* _WHAT THE TASK ASKS_
Print the entries below in their entirety, exactly as they are written.

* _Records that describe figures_

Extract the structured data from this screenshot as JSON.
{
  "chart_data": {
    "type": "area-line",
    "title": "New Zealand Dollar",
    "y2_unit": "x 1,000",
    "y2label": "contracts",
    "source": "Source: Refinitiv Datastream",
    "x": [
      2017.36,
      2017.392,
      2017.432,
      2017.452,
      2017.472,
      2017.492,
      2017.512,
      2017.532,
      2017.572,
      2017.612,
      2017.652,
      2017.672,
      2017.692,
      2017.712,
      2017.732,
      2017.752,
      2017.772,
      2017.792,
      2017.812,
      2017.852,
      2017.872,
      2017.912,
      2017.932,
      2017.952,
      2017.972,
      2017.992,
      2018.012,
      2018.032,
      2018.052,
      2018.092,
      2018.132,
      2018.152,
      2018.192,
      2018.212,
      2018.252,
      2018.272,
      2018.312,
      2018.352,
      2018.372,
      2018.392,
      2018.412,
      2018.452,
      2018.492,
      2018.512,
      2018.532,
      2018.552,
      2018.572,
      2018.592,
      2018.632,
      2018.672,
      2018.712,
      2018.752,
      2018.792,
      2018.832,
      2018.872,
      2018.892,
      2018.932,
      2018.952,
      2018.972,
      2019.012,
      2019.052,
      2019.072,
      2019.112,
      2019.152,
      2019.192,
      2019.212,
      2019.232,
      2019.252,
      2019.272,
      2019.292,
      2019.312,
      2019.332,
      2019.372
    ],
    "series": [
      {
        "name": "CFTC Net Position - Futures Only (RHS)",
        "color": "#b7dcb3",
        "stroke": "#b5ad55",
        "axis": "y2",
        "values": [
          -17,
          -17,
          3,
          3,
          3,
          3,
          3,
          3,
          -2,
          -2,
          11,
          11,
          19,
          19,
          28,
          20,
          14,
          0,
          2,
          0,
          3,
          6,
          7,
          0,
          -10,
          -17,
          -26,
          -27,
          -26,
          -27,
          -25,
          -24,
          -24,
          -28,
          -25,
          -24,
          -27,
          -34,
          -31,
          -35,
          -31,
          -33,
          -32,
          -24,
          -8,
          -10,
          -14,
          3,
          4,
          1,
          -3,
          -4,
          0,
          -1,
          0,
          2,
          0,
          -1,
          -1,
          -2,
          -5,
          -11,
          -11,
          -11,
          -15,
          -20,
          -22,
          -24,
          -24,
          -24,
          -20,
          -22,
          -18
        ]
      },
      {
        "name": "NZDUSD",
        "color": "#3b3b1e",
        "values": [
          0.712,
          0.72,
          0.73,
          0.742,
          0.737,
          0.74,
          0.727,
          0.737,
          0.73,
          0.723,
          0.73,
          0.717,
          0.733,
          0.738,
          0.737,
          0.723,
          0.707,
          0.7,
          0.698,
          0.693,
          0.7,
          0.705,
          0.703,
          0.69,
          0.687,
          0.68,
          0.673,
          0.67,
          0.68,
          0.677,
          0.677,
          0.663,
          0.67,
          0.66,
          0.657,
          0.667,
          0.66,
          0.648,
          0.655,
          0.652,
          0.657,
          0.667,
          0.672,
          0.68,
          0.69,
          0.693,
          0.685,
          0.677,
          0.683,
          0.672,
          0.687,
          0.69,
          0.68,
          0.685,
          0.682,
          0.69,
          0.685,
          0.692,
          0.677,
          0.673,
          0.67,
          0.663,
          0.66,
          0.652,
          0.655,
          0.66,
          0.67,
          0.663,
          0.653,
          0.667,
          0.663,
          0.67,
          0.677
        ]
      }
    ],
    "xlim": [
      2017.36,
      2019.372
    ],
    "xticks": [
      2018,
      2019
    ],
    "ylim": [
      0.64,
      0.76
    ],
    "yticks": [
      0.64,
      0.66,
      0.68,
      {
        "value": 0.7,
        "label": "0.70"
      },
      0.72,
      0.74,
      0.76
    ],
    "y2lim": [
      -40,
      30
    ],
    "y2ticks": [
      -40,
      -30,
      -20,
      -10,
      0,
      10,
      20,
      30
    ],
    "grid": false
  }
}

* _RESPONSE TO THE TASK_
Extract the structured data from this screenshot as JSON.
{
  "chart_data": {
    "type": "area-line",
    "title": "New Zealand Dollar",
    "y2_unit": "x 1,000",
    "y2label": "contracts",
    "source": "Source: Refinitiv Datastream",
    "x": [
      2017.36,
      2017.392,
      2017.432,
      2017.452,
      2017.472,
      2017.492,
      2017.512,
      2017.532,
      2017.572,
      2017.612,
      2017.652,
      2017.672,
      2017.692,
      2017.712,
      2017.732,
      2017.752,
      2017.772,
      2017.792,
      2017.812,
      2017.852,
      2017.872,
      2017.912,
      2017.932,
      2017.952,
      2017.972,
      2017.992,
      2018.012,
      2018.032,
      2018.052,
      2018.092,
      2018.132,
      2018.152,
      2018.192,
      2018.212,
      2018.252,
      2018.272,
      2018.312,
      2018.352,
      2018.372,
      2018.392,
      2018.412,
      2018.452,
      2018.492,
      2018.512,
      2018.532,
      2018.552,
      2018.572,
      2018.592,
      2018.632,
      2018.672,
      2018.712,
      2018.752,
      2018.792,
      2018.832,
      2018.872,
      2018.892,
      2018.932,
      2018.952,
      2018.972,
      2019.012,
      2019.052,
      2019.072,
      2019.112,
      2019.152,
      2019.192,
      2019.212,
      2019.232,
      2019.252,
      2019.272,
      2019.292,
      2019.312,
      2019.332,
      2019.372
    ],
    "series": [
      {
        "name": "CFTC Net Position - Futures Only (RHS)",
        "color": "#b7dcb3",
        "stroke": "#b5ad55",
        "axis": "y2",
        "values": [
          -17,
          -17,
          3,
          3,
          3,
          3,
          3,
          3,
          -2,
          -2,
          11,
          11,
          19,
          19,
          28,
          20,
          14,
          0,
          2,
          0,
          3,
          6,
          7,
          0,
          -10,
          -17,
          -26,
          -27,
          -26,
          -27,
          -25,
          -24,
          -24,
          -28,
          -25,
          -24,
          -27,
          -34,
          -31,
          -35,
          -31,
          -33,
          -32,
          -24,
          -8,
          -10,
          -14,
          3,
          4,
          1,
          -3,
          -4,
          0,
          -1,
          0,
          2,
          0,
          -1,
          -1,
          -2,
          -5,
          -11,
          -11,
          -11,
          -15,
          -20,
          -22,
          -24,
          -24,
          -24,
          -20,
          -22,
          -18
        ]
      },
      {
        "name": "NZDUSD",
        "color": "#3b3b1e",
        "values": [
          0.712,
          0.72,
          0.73,
          0.742,
          0.737,
          0.74,
          0.727,
          0.737,
          0.73,
          0.723,
          0.73,
          0.717,
          0.733,
          0.738,
          0.737,
          0.723,
          0.707,
          0.7,
          0.698,
          0.693,
          0.7,
          0.705,
          0.703,
          0.69,
          0.687,
          0.68,
          0.673,
          0.67,
          0.68,
          0.677,
          0.677,
          0.663,
          0.67,
          0.66,
          0.657,
          0.667,
          0.66,
          0.648,
          0.655,
          0.652,
          0.657,
          0.667,
          0.672,
          0.68,
          0.69,
          0.693,
          0.685,
          0.677,
          0.683,
          0.672,
          0.687,
          0.69,
          0.68,
          0.685,
          0.682,
          0.69,
          0.685,
          0.692,
          0.677,
          0.673,
          0.67,
          0.663,
          0.66,
          0.652,
          0.655,
          0.66,
          0.67,
          0.663,
          0.653,
          0.667,
          0.663,
          0.67,
          0.677
        ]
      }
    ],
    "xlim": [
      2017.36,
      2019.372
    ],
    "xticks": [
      2018,
      2019
    ],
    "ylim": [
      0.64,
      0.76
    ],
    "yticks": [
      0.64,
      0.66,
      0.68,
      {
        "value": 0.7,
        "label": "0.70"
      },
      0.72,
      0.74,
      0.76
    ],
    "y2lim": [
      -40,
      30
    ],
    "y2ticks": [
      -40,
      -30,
      -20,
      -10,
      0,
      10,
      20,
      30
    ],
    "grid": false
  }
}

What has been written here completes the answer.